Input for this task

* * *

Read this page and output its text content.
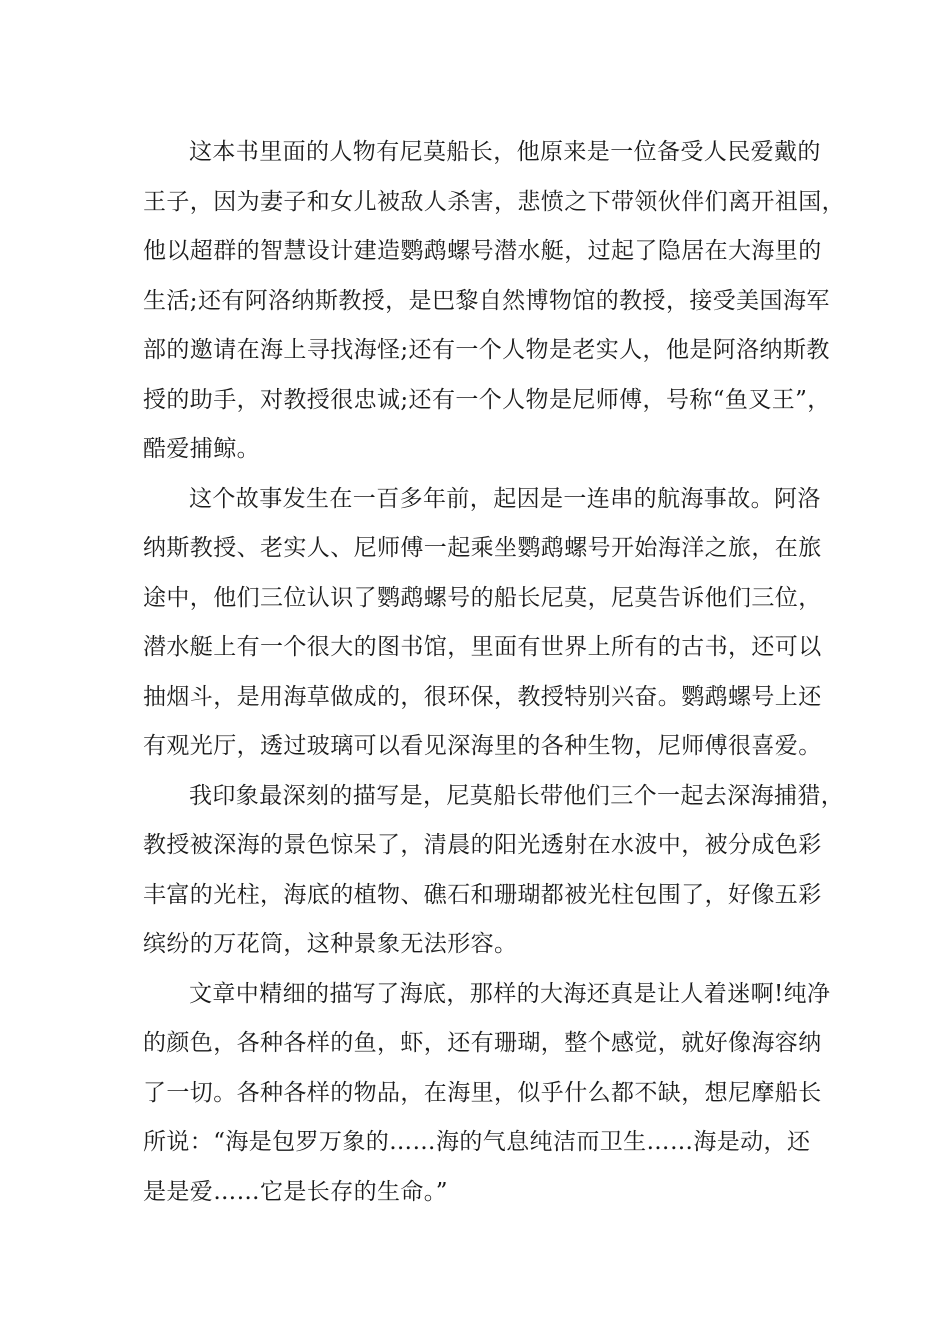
这本书里面的人物有尼莫船长，他原来是一位备受人民爱戴的
王子，因为妻子和女儿被敌人杀害，悲愤之下带领伙伴们离开祖国，
他以超群的智慧设计建造鹦鹉螺号潜水艇，过起了隐居在大海里的
生活;还有阿洛纳斯教授，是巴黎自然博物馆的教授，接受美国海军
部的邀请在海上寻找海怪;还有一个人物是老实人，他是阿洛纳斯教
授的助手，对教授很忠诚;还有一个人物是尼师傅，号称“鱼叉王”，
酷爱捕鲸。
这个故事发生在一百多年前，起因是一连串的航海事故。阿洛
纳斯教授、老实人、尼师傅一起乘坐鹦鹉螺号开始海洋之旅，在旅
途中，他们三位认识了鹦鹉螺号的船长尼莫，尼莫告诉他们三位，
潜水艇上有一个很大的图书馆，里面有世界上所有的古书，还可以
抽烟斗，是用海草做成的，很环保，教授特别兴奋。鹦鹉螺号上还
有观光厅，透过玻璃可以看见深海里的各种生物，尼师傅很喜爱。
我印象最深刻的描写是，尼莫船长带他们三个一起去深海捕猎，
教授被深海的景色惊呆了，清晨的阳光透射在水波中，被分成色彩
丰富的光柱，海底的植物、礁石和珊瑚都被光柱包围了，好像五彩
缤纷的万花筒，这种景象无法形容。
文章中精细的描写了海底，那样的大海还真是让人着迷啊!纯净
的颜色，各种各样的鱼，虾，还有珊瑚，整个感觉，就好像海容纳
了一切。各种各样的物品，在海里，似乎什么都不缺，想尼摩船长
所说：“海是包罗万象的……海的气息纯洁而卫生……海是动，还
是是爱……它是长存的生命。”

* * *

The task
Reproduce every entry word for word, but omit the pictures.

The response
Read this page and output its text content.
这本书里面的人物有尼莫船长，他原来是一位备受人民爱戴的
王子，因为妻子和女儿被敌人杀害，悲愤之下带领伙伴们离开祖国，
他以超群的智慧设计建造鹦鹉螺号潜水艇，过起了隐居在大海里的
生活;还有阿洛纳斯教授，是巴黎自然博物馆的教授，接受美国海军
部的邀请在海上寻找海怪;还有一个人物是老实人，他是阿洛纳斯教
授的助手，对教授很忠诚;还有一个人物是尼师傅，号称“鱼叉王”，
酷爱捕鲸。
这个故事发生在一百多年前，起因是一连串的航海事故。阿洛
纳斯教授、老实人、尼师傅一起乘坐鹦鹉螺号开始海洋之旅，在旅
途中，他们三位认识了鹦鹉螺号的船长尼莫，尼莫告诉他们三位，
潜水艇上有一个很大的图书馆，里面有世界上所有的古书，还可以
抽烟斗，是用海草做成的，很环保，教授特别兴奋。鹦鹉螺号上还
有观光厅，透过玻璃可以看见深海里的各种生物，尼师傅很喜爱。
我印象最深刻的描写是，尼莫船长带他们三个一起去深海捕猎，
教授被深海的景色惊呆了，清晨的阳光透射在水波中，被分成色彩
丰富的光柱，海底的植物、礁石和珊瑚都被光柱包围了，好像五彩
缤纷的万花筒，这种景象无法形容。
文章中精细的描写了海底，那样的大海还真是让人着迷啊!纯净
的颜色，各种各样的鱼，虾，还有珊瑚，整个感觉，就好像海容纳
了一切。各种各样的物品，在海里，似乎什么都不缺，想尼摩船长
所说：“海是包罗万象的……海的气息纯洁而卫生……海是动，还
是是爱……它是长存的生命。”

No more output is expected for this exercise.